Dataset items
□ □ □ □
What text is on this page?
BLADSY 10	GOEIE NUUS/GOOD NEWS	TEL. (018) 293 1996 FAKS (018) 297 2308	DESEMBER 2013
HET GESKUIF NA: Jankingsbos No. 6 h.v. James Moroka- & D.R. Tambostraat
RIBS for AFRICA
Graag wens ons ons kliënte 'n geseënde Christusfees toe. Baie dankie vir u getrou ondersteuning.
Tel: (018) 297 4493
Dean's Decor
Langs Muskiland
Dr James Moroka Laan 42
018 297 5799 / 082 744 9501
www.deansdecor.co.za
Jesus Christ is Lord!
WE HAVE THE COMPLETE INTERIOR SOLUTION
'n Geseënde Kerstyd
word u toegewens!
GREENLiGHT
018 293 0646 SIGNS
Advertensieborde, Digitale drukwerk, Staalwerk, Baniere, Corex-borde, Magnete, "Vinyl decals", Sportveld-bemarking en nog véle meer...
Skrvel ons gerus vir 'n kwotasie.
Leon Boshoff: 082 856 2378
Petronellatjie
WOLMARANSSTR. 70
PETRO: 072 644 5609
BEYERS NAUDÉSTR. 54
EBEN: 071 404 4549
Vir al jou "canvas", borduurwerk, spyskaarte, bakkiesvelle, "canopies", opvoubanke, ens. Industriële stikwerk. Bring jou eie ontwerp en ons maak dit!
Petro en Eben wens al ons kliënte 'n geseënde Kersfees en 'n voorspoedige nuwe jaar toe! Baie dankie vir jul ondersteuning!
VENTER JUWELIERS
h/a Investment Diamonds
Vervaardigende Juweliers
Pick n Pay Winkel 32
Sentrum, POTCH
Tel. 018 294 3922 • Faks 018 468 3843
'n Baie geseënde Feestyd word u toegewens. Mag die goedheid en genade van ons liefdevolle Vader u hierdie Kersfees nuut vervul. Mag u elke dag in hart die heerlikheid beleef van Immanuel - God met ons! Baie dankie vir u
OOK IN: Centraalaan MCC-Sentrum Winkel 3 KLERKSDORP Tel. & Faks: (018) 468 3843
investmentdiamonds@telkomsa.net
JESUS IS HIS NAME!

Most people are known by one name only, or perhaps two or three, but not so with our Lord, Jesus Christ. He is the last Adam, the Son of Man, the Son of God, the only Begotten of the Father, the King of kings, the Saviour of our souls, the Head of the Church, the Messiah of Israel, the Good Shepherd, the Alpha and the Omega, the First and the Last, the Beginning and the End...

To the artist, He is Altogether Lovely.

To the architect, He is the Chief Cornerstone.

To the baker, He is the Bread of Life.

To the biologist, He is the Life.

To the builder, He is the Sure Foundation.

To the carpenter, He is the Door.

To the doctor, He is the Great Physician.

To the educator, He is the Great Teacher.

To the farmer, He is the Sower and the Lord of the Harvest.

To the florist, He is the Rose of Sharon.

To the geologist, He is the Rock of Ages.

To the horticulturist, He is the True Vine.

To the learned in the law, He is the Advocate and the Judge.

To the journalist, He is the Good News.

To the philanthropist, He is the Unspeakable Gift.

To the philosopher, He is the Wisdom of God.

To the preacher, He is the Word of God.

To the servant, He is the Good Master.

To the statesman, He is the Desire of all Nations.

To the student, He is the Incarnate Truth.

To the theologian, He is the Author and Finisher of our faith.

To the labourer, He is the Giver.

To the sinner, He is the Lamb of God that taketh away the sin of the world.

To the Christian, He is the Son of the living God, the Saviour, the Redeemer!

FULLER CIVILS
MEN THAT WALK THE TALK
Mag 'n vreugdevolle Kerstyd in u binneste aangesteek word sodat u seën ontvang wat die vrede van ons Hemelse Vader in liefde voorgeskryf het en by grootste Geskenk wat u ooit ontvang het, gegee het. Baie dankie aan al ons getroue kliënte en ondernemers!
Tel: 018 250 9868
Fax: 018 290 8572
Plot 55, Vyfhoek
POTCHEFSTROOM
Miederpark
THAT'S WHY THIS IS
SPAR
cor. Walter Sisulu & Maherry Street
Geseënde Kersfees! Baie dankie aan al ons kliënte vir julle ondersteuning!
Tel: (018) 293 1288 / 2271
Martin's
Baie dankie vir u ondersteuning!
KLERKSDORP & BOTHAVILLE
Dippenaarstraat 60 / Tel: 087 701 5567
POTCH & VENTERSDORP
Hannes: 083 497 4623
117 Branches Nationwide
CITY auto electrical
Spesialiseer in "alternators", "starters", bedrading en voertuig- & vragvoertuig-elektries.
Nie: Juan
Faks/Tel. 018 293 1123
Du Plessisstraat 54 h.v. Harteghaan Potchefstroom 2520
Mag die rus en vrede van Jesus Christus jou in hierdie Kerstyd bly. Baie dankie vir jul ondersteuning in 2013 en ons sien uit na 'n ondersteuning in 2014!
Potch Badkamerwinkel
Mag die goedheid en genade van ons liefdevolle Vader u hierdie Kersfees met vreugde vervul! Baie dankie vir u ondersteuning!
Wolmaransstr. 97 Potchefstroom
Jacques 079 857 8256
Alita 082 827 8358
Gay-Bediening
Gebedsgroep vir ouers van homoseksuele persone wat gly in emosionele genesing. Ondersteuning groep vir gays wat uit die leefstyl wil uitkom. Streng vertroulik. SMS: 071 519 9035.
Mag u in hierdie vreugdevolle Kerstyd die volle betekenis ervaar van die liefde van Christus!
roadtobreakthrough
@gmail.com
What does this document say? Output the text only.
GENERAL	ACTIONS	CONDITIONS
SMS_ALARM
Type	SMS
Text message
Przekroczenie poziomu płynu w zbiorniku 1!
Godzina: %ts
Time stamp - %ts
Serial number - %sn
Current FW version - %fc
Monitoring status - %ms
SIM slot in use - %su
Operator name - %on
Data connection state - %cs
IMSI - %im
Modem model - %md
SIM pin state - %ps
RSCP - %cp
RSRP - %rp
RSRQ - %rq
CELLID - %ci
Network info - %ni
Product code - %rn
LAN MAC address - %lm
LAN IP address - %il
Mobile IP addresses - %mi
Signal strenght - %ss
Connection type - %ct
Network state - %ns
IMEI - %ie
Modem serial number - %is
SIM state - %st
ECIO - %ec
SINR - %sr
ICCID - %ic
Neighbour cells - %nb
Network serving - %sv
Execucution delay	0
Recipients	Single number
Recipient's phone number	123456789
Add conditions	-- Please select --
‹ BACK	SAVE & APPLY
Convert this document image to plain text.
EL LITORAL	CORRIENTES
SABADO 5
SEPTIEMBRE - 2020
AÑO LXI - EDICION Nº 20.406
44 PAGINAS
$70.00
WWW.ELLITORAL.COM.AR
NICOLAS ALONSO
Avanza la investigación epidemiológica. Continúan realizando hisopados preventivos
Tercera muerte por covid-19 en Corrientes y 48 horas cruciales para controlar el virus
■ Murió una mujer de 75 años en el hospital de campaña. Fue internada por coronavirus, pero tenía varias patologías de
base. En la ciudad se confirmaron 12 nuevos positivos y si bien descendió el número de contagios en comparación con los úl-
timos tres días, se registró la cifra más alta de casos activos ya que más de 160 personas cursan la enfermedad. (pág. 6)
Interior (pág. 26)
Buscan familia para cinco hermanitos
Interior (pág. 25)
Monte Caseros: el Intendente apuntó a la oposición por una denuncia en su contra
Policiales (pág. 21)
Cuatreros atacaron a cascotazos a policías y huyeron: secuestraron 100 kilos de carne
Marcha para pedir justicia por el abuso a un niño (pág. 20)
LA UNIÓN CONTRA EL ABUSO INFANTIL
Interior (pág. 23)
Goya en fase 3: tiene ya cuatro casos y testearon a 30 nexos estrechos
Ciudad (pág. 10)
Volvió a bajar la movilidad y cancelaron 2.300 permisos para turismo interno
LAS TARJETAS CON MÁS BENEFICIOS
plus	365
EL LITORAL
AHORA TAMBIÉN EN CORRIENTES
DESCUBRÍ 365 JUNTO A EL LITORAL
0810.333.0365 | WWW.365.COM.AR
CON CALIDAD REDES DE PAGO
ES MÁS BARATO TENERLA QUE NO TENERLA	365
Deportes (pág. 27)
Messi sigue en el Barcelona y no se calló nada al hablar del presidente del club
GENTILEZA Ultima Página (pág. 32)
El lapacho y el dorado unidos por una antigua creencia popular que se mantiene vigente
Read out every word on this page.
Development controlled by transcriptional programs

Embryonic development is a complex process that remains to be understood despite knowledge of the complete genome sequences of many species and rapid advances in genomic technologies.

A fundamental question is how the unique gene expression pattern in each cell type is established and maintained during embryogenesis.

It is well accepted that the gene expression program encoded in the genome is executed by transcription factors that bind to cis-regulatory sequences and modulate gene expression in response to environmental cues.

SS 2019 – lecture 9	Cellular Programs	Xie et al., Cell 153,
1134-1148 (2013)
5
□ □ □ □
## EXERCISE DESCRIPTION
Your task is to restate, word for word, each line from the one that includes "Read out every word on this page." to the end of the records, with both ends included and nothing else.

## TASK OUTPUT
Read out every word on this page.
Development controlled by transcriptional programs

Embryonic development is a complex process that remains to be understood despite knowledge of the complete genome sequences of many species and rapid advances in genomic technologies.

A fundamental question is how the unique gene expression pattern in each cell type is established and maintained during embryogenesis.

It is well accepted that the gene expression program encoded in the genome is executed by transcription factors that bind to cis-regulatory sequences and modulate gene expression in response to environmental cues.

SS 2019 – lecture 9	Cellular Programs	Xie et al., Cell 153,
1134-1148 (2013)
5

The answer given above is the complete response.